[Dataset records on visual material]
○ ○ ○ ○ ○

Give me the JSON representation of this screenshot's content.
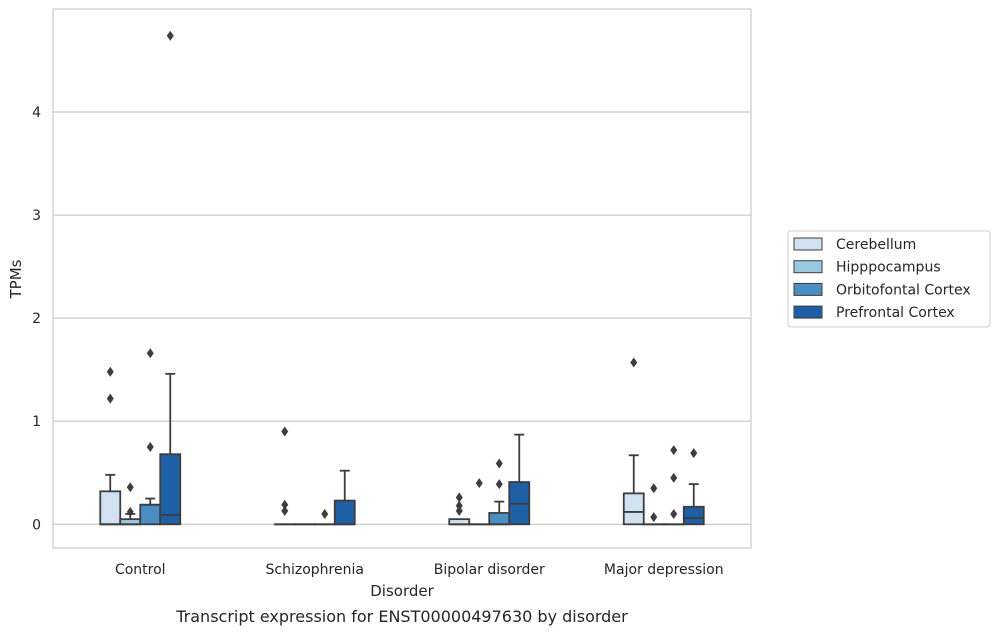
{
  "chart_data": {
    "type": "box",
    "caption": "Transcript expression for ENST00000497630 by disorder",
    "xlabel": "Disorder",
    "ylabel": "TPMs",
    "ylim": [
      -0.23,
      5.0
    ],
    "yticks": [
      0,
      1,
      2,
      3,
      4
    ],
    "grid": "horizontal",
    "legend_position": "right",
    "categories": [
      "Control",
      "Schizophrenia",
      "Bipolar disorder",
      "Major depression"
    ],
    "series": [
      {
        "name": "Cerebellum",
        "color": "#d0e1f2",
        "boxes": [
          {
            "q1": 0.0,
            "median": 0.0,
            "q3": 0.32,
            "whisker_low": 0.0,
            "whisker_high": 0.48,
            "outliers": [
              1.22,
              1.48
            ]
          },
          {
            "q1": 0.0,
            "median": 0.0,
            "q3": 0.0,
            "whisker_low": 0.0,
            "whisker_high": 0.0,
            "outliers": [
              0.9,
              0.19,
              0.13
            ]
          },
          {
            "q1": 0.0,
            "median": 0.0,
            "q3": 0.05,
            "whisker_low": 0.0,
            "whisker_high": 0.05,
            "outliers": [
              0.13,
              0.18,
              0.26
            ]
          },
          {
            "q1": 0.0,
            "median": 0.12,
            "q3": 0.3,
            "whisker_low": 0.0,
            "whisker_high": 0.67,
            "outliers": [
              1.57
            ]
          }
        ]
      },
      {
        "name": "Hipppocampus",
        "color": "#9ac8e0",
        "boxes": [
          {
            "q1": 0.0,
            "median": 0.0,
            "q3": 0.05,
            "whisker_low": 0.0,
            "whisker_high": 0.1,
            "outliers": [
              0.12,
              0.36
            ]
          },
          {
            "q1": 0.0,
            "median": 0.0,
            "q3": 0.0,
            "whisker_low": 0.0,
            "whisker_high": 0.0,
            "outliers": []
          },
          {
            "q1": 0.0,
            "median": 0.0,
            "q3": 0.0,
            "whisker_low": 0.0,
            "whisker_high": 0.0,
            "outliers": [
              0.4
            ]
          },
          {
            "q1": 0.0,
            "median": 0.0,
            "q3": 0.0,
            "whisker_low": 0.0,
            "whisker_high": 0.0,
            "outliers": [
              0.07,
              0.35
            ]
          }
        ]
      },
      {
        "name": "Orbitofontal Cortex",
        "color": "#4a8fc4",
        "boxes": [
          {
            "q1": 0.0,
            "median": 0.19,
            "q3": 0.19,
            "whisker_low": 0.0,
            "whisker_high": 0.25,
            "outliers": [
              0.75,
              1.66
            ]
          },
          {
            "q1": 0.0,
            "median": 0.0,
            "q3": 0.0,
            "whisker_low": 0.0,
            "whisker_high": 0.0,
            "outliers": [
              0.1
            ]
          },
          {
            "q1": 0.0,
            "median": 0.0,
            "q3": 0.11,
            "whisker_low": 0.0,
            "whisker_high": 0.22,
            "outliers": [
              0.39,
              0.59
            ]
          },
          {
            "q1": 0.0,
            "median": 0.0,
            "q3": 0.0,
            "whisker_low": 0.0,
            "whisker_high": 0.0,
            "outliers": [
              0.1,
              0.45,
              0.72
            ]
          }
        ]
      },
      {
        "name": "Prefrontal Cortex",
        "color": "#1f5fa6",
        "boxes": [
          {
            "q1": 0.0,
            "median": 0.09,
            "q3": 0.68,
            "whisker_low": 0.0,
            "whisker_high": 1.46,
            "outliers": [
              4.74
            ]
          },
          {
            "q1": 0.0,
            "median": 0.0,
            "q3": 0.23,
            "whisker_low": 0.0,
            "whisker_high": 0.52,
            "outliers": []
          },
          {
            "q1": 0.0,
            "median": 0.2,
            "q3": 0.41,
            "whisker_low": 0.0,
            "whisker_high": 0.87,
            "outliers": []
          },
          {
            "q1": 0.0,
            "median": 0.06,
            "q3": 0.17,
            "whisker_low": 0.0,
            "whisker_high": 0.39,
            "outliers": [
              0.69
            ]
          }
        ]
      }
    ]
  }
}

○ ○ ○ ○ ○

Exercise prompt
Copy out each line exactly, without the pictures.

Result below
Give me the JSON representation of this screenshot's content.
{
  "chart_data": {
    "type": "box",
    "caption": "Transcript expression for ENST00000497630 by disorder",
    "xlabel": "Disorder",
    "ylabel": "TPMs",
    "ylim": [
      -0.23,
      5.0
    ],
    "yticks": [
      0,
      1,
      2,
      3,
      4
    ],
    "grid": "horizontal",
    "legend_position": "right",
    "categories": [
      "Control",
      "Schizophrenia",
      "Bipolar disorder",
      "Major depression"
    ],
    "series": [
      {
        "name": "Cerebellum",
        "color": "#d0e1f2",
        "boxes": [
          {
            "q1": 0.0,
            "median": 0.0,
            "q3": 0.32,
            "whisker_low": 0.0,
            "whisker_high": 0.48,
            "outliers": [
              1.22,
              1.48
            ]
          },
          {
            "q1": 0.0,
            "median": 0.0,
            "q3": 0.0,
            "whisker_low": 0.0,
            "whisker_high": 0.0,
            "outliers": [
              0.9,
              0.19,
              0.13
            ]
          },
          {
            "q1": 0.0,
            "median": 0.0,
            "q3": 0.05,
            "whisker_low": 0.0,
            "whisker_high": 0.05,
            "outliers": [
              0.13,
              0.18,
              0.26
            ]
          },
          {
            "q1": 0.0,
            "median": 0.12,
            "q3": 0.3,
            "whisker_low": 0.0,
            "whisker_high": 0.67,
            "outliers": [
              1.57
            ]
          }
        ]
      },
      {
        "name": "Hipppocampus",
        "color": "#9ac8e0",
        "boxes": [
          {
            "q1": 0.0,
            "median": 0.0,
            "q3": 0.05,
            "whisker_low": 0.0,
            "whisker_high": 0.1,
            "outliers": [
              0.12,
              0.36
            ]
          },
          {
            "q1": 0.0,
            "median": 0.0,
            "q3": 0.0,
            "whisker_low": 0.0,
            "whisker_high": 0.0,
            "outliers": []
          },
          {
            "q1": 0.0,
            "median": 0.0,
            "q3": 0.0,
            "whisker_low": 0.0,
            "whisker_high": 0.0,
            "outliers": [
              0.4
            ]
          },
          {
            "q1": 0.0,
            "median": 0.0,
            "q3": 0.0,
            "whisker_low": 0.0,
            "whisker_high": 0.0,
            "outliers": [
              0.07,
              0.35
            ]
          }
        ]
      },
      {
        "name": "Orbitofontal Cortex",
        "color": "#4a8fc4",
        "boxes": [
          {
            "q1": 0.0,
            "median": 0.19,
            "q3": 0.19,
            "whisker_low": 0.0,
            "whisker_high": 0.25,
            "outliers": [
              0.75,
              1.66
            ]
          },
          {
            "q1": 0.0,
            "median": 0.0,
            "q3": 0.0,
            "whisker_low": 0.0,
            "whisker_high": 0.0,
            "outliers": [
              0.1
            ]
          },
          {
            "q1": 0.0,
            "median": 0.0,
            "q3": 0.11,
            "whisker_low": 0.0,
            "whisker_high": 0.22,
            "outliers": [
              0.39,
              0.59
            ]
          },
          {
            "q1": 0.0,
            "median": 0.0,
            "q3": 0.0,
            "whisker_low": 0.0,
            "whisker_high": 0.0,
            "outliers": [
              0.1,
              0.45,
              0.72
            ]
          }
        ]
      },
      {
        "name": "Prefrontal Cortex",
        "color": "#1f5fa6",
        "boxes": [
          {
            "q1": 0.0,
            "median": 0.09,
            "q3": 0.68,
            "whisker_low": 0.0,
            "whisker_high": 1.46,
            "outliers": [
              4.74
            ]
          },
          {
            "q1": 0.0,
            "median": 0.0,
            "q3": 0.23,
            "whisker_low": 0.0,
            "whisker_high": 0.52,
            "outliers": []
          },
          {
            "q1": 0.0,
            "median": 0.2,
            "q3": 0.41,
            "whisker_low": 0.0,
            "whisker_high": 0.87,
            "outliers": []
          },
          {
            "q1": 0.0,
            "median": 0.06,
            "q3": 0.17,
            "whisker_low": 0.0,
            "whisker_high": 0.39,
            "outliers": [
              0.69
            ]
          }
        ]
      }
    ]
  }
}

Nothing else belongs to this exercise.